*Exercise*: Keep only the lines where "legend" appears.

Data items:

■ ■ ■ ■

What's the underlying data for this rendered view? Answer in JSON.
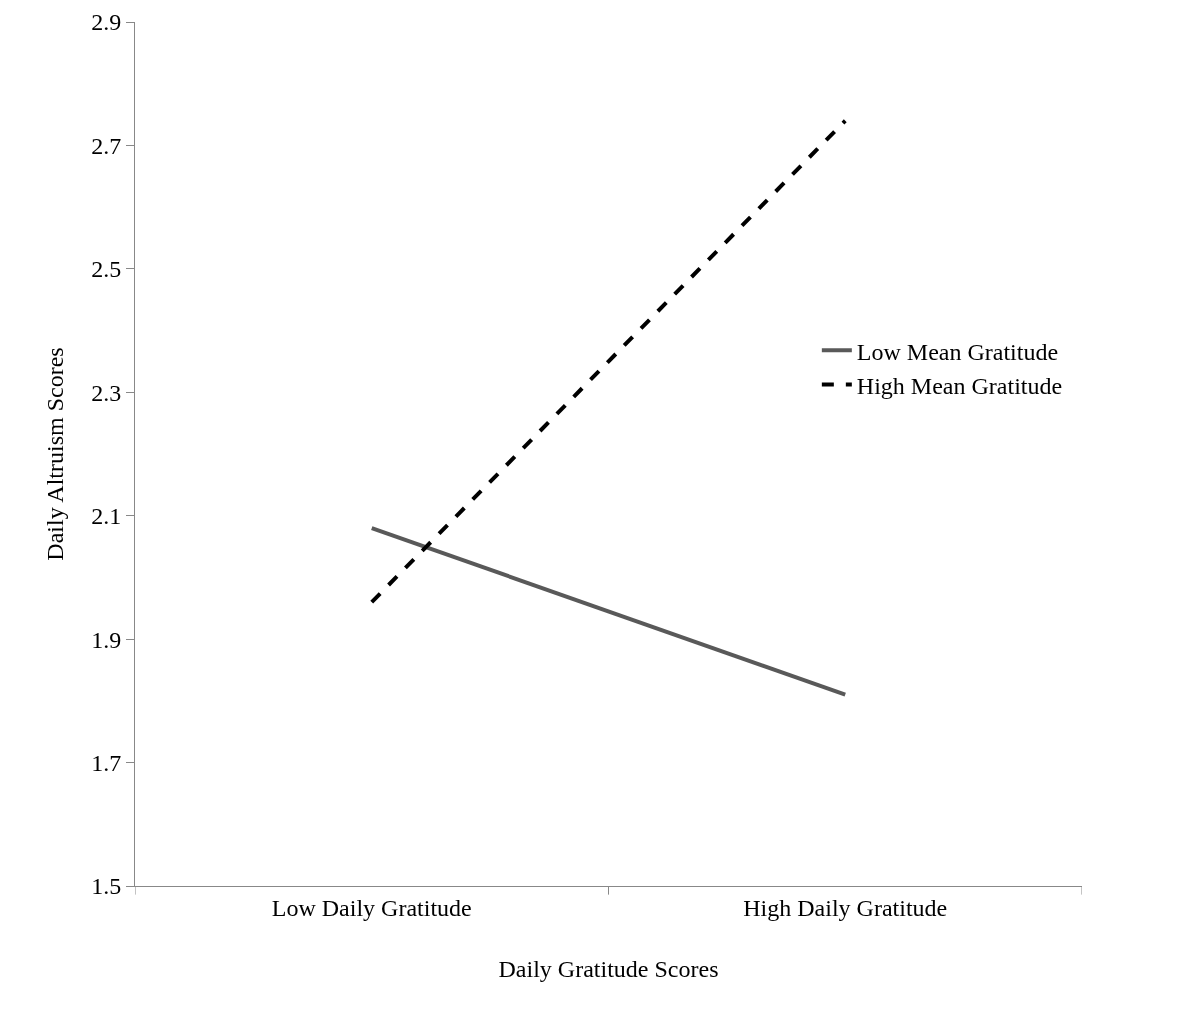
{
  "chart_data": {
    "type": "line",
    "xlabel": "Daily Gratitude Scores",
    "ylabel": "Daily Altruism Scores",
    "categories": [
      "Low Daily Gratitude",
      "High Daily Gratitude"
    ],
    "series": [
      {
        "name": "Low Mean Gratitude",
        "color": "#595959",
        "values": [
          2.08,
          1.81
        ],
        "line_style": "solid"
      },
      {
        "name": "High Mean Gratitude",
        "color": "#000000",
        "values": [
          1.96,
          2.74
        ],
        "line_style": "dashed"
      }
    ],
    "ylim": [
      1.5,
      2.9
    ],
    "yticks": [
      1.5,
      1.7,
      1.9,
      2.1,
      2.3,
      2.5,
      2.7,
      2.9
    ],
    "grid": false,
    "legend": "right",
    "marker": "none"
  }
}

■ ■ ■ ■

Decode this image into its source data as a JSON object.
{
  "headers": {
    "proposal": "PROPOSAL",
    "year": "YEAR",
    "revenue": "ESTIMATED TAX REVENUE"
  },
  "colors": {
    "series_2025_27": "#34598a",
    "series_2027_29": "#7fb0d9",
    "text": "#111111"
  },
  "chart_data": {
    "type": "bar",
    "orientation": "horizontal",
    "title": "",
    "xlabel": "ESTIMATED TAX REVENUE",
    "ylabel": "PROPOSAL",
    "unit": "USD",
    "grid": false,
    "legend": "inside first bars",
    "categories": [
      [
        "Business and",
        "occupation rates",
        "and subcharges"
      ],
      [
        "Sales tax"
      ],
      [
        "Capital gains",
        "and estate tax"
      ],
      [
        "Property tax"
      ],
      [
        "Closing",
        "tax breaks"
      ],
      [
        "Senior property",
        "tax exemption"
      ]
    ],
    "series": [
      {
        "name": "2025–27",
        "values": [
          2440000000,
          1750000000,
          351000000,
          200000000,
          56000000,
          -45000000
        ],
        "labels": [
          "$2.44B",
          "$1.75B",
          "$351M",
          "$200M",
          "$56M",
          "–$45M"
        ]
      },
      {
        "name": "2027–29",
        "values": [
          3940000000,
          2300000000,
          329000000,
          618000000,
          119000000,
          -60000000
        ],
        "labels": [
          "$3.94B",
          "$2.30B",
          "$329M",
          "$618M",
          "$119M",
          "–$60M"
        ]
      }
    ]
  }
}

■ ■ ■ ■

*Exercise response*:
    "legend": "right",
    "legend": "inside first bars",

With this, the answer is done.